▸ To be done
Reproduce everything from the start of the lines down to the line containing "state-name: South Carolina [499,274,645,299]", both ends included.
— START Data to use —
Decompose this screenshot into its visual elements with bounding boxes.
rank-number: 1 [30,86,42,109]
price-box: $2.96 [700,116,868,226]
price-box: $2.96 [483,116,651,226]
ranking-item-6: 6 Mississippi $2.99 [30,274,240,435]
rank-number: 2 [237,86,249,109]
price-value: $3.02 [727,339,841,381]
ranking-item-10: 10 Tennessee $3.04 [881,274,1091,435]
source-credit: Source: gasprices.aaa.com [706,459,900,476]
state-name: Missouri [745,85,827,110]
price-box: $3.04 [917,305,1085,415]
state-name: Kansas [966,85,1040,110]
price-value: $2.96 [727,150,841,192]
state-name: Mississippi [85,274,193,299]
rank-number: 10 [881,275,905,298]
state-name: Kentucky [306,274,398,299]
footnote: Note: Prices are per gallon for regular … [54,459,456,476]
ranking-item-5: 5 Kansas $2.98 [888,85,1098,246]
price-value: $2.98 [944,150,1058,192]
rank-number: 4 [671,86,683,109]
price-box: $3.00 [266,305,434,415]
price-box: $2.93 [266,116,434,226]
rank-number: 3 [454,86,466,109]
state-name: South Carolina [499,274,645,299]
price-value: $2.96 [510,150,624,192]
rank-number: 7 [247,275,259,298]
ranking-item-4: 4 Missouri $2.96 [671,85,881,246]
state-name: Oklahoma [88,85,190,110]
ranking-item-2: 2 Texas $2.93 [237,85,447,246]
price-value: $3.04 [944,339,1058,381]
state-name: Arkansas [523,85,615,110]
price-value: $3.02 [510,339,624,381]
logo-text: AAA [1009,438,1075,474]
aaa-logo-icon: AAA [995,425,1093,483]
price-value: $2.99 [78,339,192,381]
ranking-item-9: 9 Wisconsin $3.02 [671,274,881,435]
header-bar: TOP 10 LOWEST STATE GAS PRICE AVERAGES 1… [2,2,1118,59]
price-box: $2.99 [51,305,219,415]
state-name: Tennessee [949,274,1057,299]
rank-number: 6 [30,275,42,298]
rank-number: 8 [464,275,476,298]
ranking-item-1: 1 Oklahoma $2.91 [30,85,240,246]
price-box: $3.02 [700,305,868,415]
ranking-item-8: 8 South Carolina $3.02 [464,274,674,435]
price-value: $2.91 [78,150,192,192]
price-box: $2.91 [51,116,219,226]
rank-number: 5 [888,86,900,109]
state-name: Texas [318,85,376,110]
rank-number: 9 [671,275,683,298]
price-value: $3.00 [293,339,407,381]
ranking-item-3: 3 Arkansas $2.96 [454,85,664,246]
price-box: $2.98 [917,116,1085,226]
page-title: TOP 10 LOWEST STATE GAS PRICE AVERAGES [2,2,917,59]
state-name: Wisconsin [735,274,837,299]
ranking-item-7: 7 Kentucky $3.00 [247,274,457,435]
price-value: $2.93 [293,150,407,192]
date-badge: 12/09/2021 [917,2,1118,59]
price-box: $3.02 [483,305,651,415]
— END Data to use —
▸ Final result
Decompose this screenshot into its visual elements with bounding boxes.
rank-number: 1 [30,86,42,109]
price-box: $2.96 [700,116,868,226]
price-box: $2.96 [483,116,651,226]
ranking-item-6: 6 Mississippi $2.99 [30,274,240,435]
rank-number: 2 [237,86,249,109]
price-value: $3.02 [727,339,841,381]
ranking-item-10: 10 Tennessee $3.04 [881,274,1091,435]
source-credit: Source: gasprices.aaa.com [706,459,900,476]
state-name: Missouri [745,85,827,110]
price-box: $3.04 [917,305,1085,415]
state-name: Kansas [966,85,1040,110]
price-value: $2.96 [727,150,841,192]
state-name: Mississippi [85,274,193,299]
rank-number: 10 [881,275,905,298]
state-name: Kentucky [306,274,398,299]
footnote: Note: Prices are per gallon for regular … [54,459,456,476]
ranking-item-5: 5 Kansas $2.98 [888,85,1098,246]
price-value: $2.98 [944,150,1058,192]
rank-number: 4 [671,86,683,109]
price-box: $3.00 [266,305,434,415]
price-box: $2.93 [266,116,434,226]
rank-number: 3 [454,86,466,109]
state-name: South Carolina [499,274,645,299]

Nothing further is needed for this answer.